[EXERCISE MATERIALS]
○ ○ ○ ○ ○

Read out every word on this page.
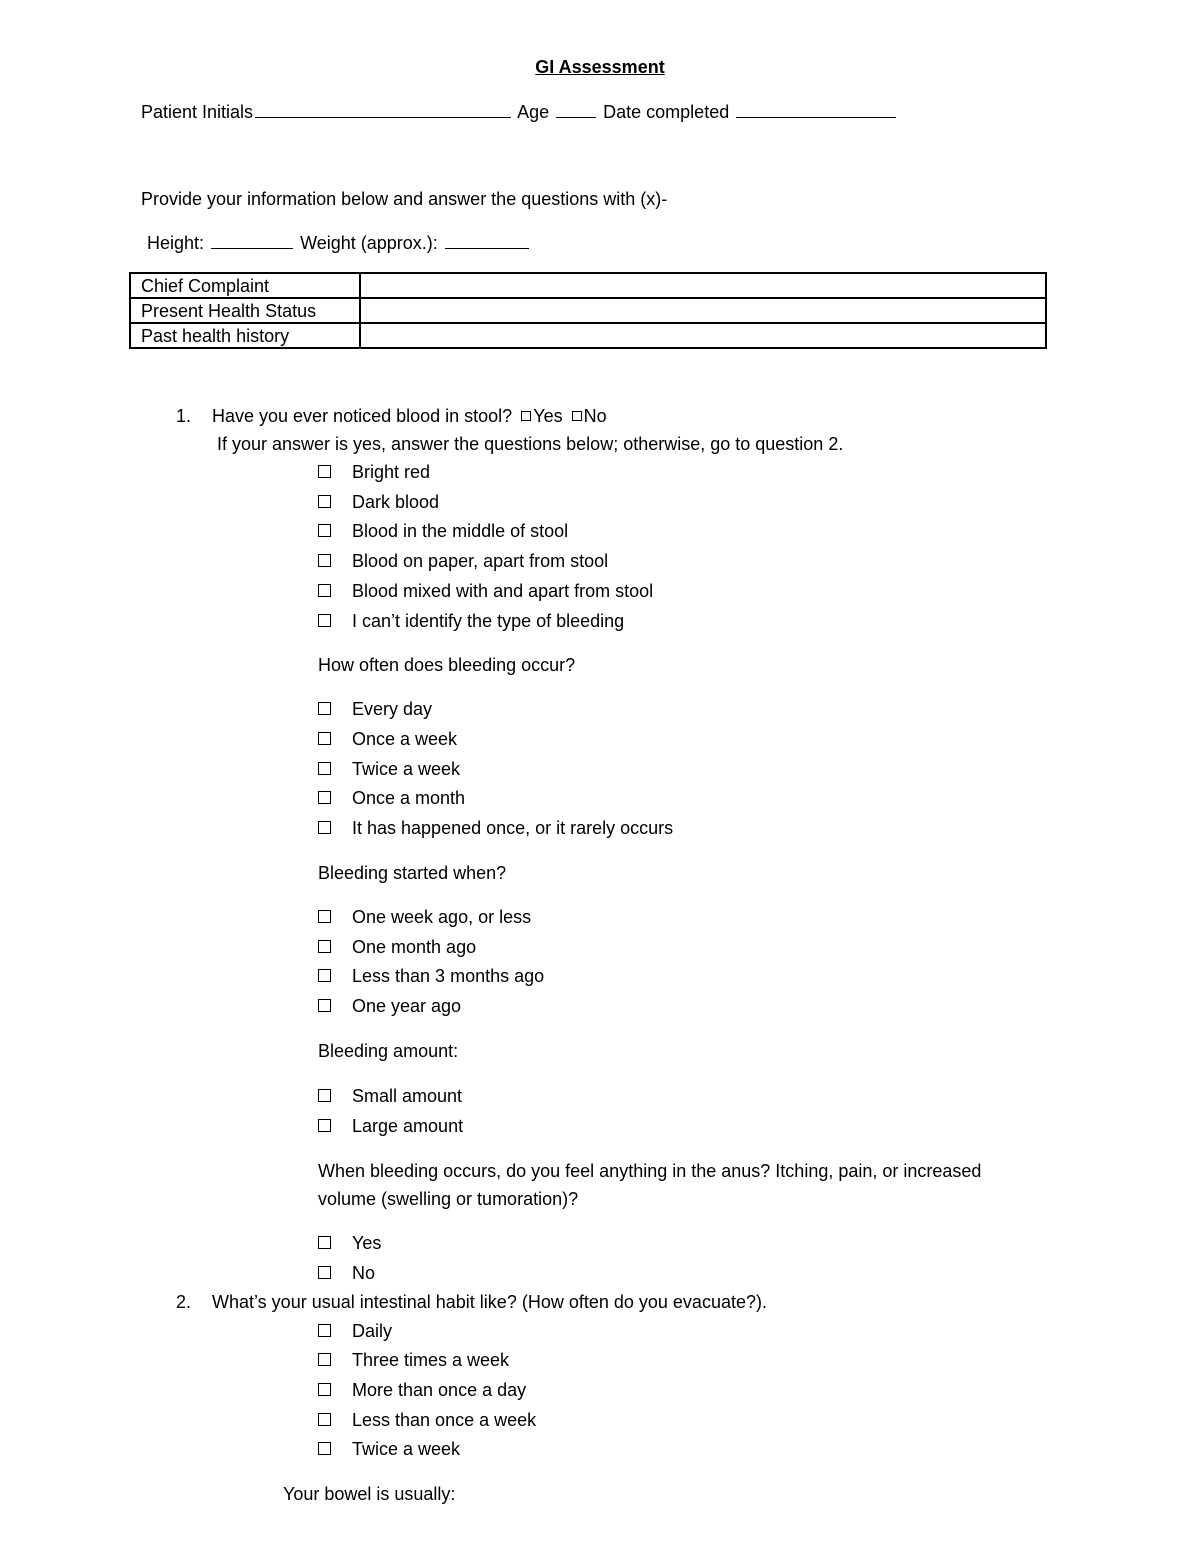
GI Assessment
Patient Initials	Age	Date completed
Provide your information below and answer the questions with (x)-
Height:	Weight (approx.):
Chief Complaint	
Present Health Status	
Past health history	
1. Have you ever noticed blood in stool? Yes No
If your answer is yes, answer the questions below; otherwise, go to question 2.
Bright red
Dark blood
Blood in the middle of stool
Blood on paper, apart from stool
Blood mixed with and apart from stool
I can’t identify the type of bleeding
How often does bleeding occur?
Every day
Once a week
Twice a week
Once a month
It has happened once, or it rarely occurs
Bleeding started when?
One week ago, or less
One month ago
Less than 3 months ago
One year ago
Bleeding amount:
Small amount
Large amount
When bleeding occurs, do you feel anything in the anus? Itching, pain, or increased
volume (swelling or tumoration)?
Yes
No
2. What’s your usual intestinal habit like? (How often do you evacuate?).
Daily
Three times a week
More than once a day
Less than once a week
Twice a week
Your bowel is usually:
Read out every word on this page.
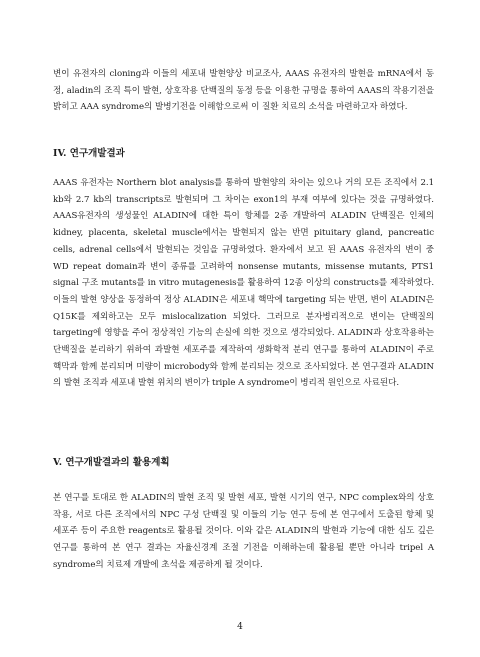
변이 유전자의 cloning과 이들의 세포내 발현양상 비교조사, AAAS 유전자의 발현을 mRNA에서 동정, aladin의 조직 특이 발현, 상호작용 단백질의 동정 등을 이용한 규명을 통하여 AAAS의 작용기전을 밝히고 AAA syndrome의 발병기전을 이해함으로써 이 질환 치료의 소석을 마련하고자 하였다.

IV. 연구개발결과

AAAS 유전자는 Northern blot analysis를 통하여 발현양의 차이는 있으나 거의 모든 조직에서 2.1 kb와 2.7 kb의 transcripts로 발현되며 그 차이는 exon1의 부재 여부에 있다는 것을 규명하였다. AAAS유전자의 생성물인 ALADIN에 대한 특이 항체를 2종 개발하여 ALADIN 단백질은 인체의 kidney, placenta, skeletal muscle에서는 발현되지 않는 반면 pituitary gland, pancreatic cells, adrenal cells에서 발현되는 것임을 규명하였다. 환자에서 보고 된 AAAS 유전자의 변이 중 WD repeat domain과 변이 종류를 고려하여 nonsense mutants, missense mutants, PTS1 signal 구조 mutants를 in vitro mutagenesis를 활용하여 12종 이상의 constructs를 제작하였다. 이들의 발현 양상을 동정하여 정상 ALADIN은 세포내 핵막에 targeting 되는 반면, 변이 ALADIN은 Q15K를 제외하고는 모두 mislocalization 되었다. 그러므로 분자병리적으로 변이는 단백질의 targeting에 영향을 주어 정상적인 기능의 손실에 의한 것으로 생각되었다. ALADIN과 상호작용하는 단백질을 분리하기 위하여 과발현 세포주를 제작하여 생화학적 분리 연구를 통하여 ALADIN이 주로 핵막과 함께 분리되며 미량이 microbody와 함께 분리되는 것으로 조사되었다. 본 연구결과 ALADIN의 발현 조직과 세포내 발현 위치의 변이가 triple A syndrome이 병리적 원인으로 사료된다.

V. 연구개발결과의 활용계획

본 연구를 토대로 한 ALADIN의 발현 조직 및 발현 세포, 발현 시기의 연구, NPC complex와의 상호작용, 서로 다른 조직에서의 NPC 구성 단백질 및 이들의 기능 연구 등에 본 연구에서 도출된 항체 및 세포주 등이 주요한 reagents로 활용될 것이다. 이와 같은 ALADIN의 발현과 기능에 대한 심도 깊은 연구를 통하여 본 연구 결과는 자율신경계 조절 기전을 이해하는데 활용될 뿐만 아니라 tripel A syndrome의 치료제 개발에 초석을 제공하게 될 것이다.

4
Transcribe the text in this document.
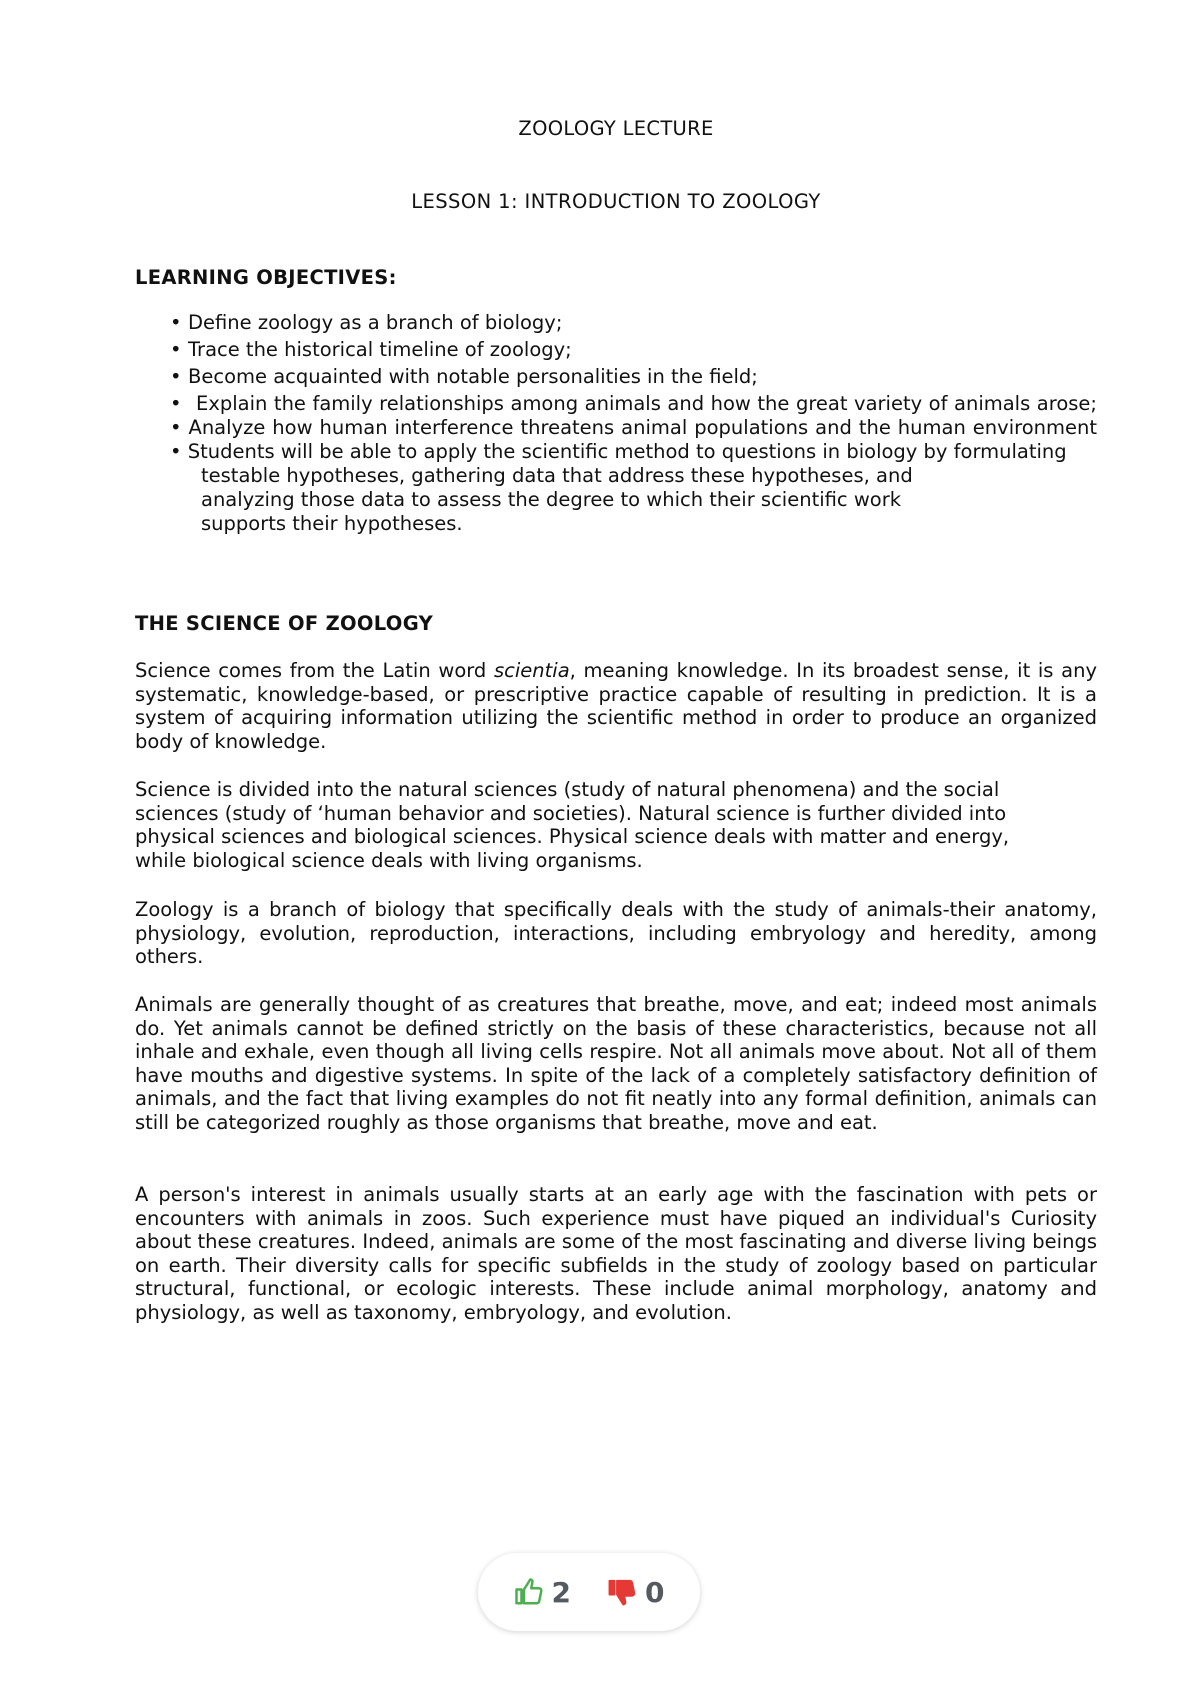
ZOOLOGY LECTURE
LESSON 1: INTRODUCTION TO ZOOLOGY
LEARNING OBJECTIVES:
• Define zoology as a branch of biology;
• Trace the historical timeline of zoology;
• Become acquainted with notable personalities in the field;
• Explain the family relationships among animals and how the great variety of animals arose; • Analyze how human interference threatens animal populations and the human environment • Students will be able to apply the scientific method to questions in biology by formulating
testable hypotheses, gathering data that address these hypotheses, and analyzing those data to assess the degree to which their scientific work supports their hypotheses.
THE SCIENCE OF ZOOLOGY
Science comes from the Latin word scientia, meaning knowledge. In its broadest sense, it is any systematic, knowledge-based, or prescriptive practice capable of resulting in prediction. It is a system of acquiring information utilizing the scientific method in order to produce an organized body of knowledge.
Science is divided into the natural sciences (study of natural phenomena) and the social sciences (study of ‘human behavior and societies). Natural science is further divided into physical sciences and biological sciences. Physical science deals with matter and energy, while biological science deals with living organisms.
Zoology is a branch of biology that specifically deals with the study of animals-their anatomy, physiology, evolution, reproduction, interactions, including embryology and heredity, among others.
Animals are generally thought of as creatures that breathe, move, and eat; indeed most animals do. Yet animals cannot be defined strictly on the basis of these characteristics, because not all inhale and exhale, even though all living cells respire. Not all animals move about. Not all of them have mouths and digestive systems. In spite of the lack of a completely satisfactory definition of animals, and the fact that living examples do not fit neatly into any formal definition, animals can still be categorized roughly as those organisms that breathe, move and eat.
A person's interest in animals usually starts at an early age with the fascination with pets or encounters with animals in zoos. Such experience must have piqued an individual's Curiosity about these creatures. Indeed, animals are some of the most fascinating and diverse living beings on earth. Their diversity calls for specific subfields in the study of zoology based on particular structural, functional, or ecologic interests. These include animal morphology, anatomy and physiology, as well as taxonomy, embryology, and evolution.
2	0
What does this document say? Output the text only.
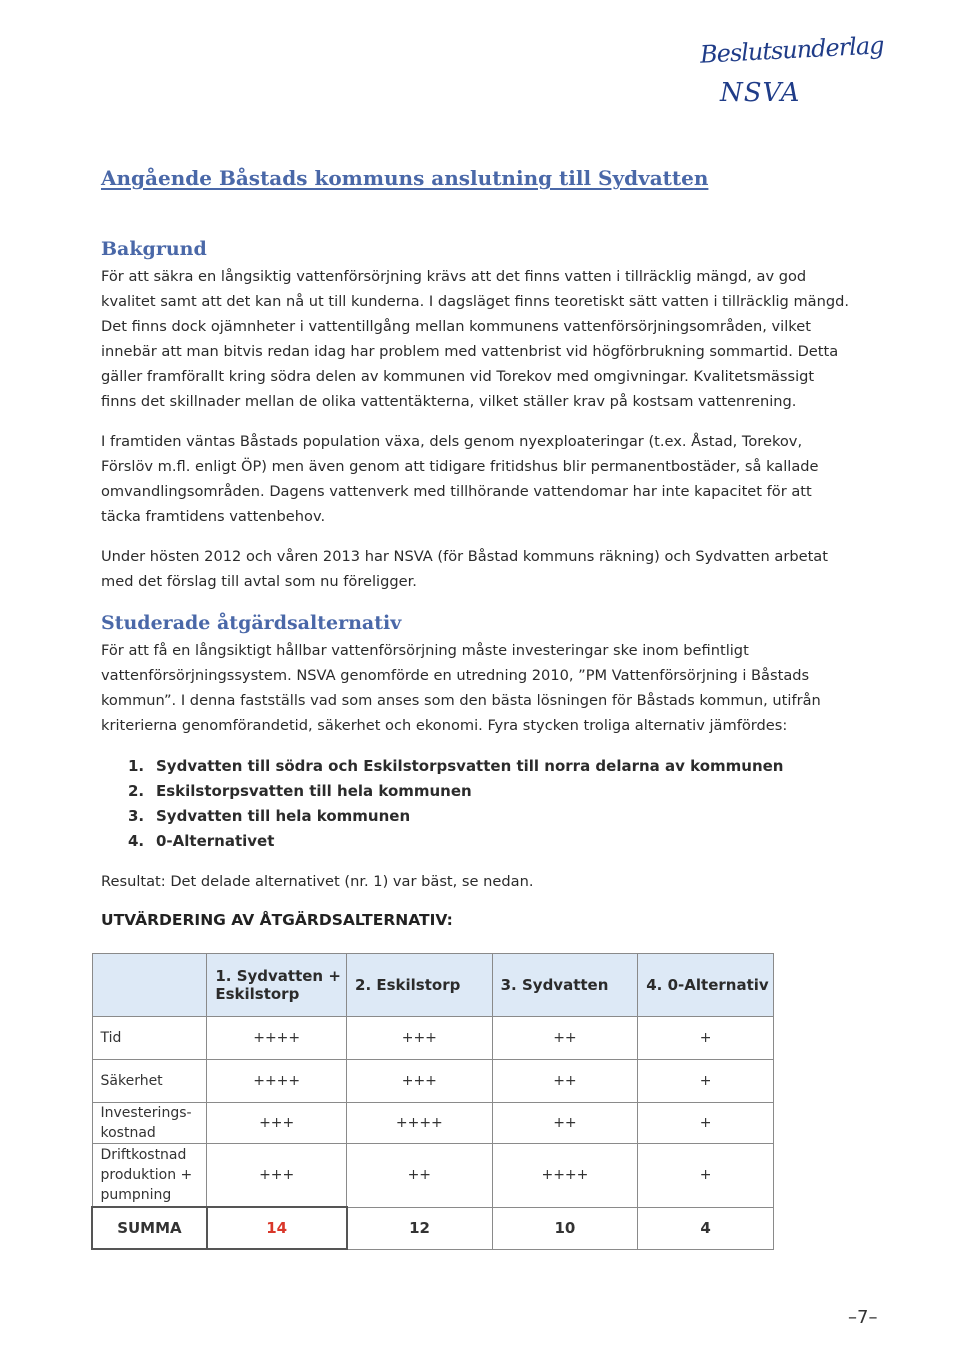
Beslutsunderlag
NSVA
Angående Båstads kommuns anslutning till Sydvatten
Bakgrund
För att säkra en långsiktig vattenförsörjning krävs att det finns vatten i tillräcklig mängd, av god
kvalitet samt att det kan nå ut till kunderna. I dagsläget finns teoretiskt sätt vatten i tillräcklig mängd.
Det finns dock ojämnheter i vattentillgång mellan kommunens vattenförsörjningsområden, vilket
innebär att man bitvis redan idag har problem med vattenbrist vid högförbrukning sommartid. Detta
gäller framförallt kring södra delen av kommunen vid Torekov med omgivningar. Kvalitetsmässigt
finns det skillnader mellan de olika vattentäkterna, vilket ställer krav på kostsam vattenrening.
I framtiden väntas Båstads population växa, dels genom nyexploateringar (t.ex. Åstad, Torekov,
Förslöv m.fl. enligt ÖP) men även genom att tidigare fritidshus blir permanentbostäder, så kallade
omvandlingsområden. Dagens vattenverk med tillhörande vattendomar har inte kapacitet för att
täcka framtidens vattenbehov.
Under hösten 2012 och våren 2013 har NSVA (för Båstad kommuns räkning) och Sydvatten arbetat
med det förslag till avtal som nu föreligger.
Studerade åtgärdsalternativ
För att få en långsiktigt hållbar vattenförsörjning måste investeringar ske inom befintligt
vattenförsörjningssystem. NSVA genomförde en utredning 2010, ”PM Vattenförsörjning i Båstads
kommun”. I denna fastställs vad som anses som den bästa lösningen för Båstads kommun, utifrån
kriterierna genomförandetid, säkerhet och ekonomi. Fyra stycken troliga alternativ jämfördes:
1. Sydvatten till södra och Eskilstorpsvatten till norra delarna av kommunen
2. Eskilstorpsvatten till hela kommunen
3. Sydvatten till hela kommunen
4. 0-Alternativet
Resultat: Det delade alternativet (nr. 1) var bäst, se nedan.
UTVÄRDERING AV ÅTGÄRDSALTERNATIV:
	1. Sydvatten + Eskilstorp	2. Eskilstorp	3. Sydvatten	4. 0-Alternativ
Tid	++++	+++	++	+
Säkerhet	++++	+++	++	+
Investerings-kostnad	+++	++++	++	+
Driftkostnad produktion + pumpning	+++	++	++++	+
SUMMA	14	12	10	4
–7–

○ ○ ○ ○ ○

[WORK ITEM]
Collect the complete line wherever the string "answer" appears in the records.

[TASK RESULT]
Provide your information below and answer the questions with (x)-
If your answer is yes, answer the questions below; otherwise, go to question 2.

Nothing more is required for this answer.